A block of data
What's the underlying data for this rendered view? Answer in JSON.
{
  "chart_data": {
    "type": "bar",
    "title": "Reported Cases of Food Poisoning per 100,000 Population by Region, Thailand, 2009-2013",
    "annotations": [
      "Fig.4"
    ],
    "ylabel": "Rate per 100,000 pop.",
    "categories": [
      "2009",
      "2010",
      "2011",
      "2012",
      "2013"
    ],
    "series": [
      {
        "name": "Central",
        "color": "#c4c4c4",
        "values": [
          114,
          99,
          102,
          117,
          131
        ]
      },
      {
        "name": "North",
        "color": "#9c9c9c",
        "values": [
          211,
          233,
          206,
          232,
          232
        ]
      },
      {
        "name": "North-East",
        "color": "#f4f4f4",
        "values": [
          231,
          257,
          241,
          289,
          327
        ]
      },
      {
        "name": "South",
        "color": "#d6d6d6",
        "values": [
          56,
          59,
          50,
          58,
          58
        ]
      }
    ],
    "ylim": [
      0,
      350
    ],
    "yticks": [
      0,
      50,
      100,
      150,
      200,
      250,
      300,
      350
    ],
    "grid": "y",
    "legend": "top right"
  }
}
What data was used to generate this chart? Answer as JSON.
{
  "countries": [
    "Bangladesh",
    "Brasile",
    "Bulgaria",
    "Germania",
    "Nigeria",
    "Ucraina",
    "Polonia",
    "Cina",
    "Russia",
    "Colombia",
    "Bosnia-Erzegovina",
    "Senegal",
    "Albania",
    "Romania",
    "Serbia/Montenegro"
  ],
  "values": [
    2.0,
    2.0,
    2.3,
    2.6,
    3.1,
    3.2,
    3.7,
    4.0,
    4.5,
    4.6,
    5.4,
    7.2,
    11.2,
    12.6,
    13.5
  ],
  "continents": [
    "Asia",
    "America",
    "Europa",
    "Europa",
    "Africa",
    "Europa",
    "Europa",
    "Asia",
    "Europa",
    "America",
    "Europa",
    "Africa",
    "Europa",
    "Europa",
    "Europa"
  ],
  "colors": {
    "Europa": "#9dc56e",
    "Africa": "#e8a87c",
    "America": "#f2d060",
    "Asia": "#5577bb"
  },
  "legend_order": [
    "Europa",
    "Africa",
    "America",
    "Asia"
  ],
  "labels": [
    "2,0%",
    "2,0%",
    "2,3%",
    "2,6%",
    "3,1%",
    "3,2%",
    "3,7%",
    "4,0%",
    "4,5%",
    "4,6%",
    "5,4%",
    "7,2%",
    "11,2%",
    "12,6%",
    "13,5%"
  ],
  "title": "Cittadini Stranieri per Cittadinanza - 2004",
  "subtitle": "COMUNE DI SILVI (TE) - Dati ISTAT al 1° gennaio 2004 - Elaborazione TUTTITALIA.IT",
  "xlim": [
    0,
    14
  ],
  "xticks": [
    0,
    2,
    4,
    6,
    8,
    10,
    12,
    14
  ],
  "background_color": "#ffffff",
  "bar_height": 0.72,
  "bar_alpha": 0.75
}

# DIRECTION
Copy every line above in which the string "Answer" shows up.

# EXERCISE RESPONSE
What's the underlying data for this rendered view? Answer in JSON.
What data was used to generate this chart? Answer as JSON.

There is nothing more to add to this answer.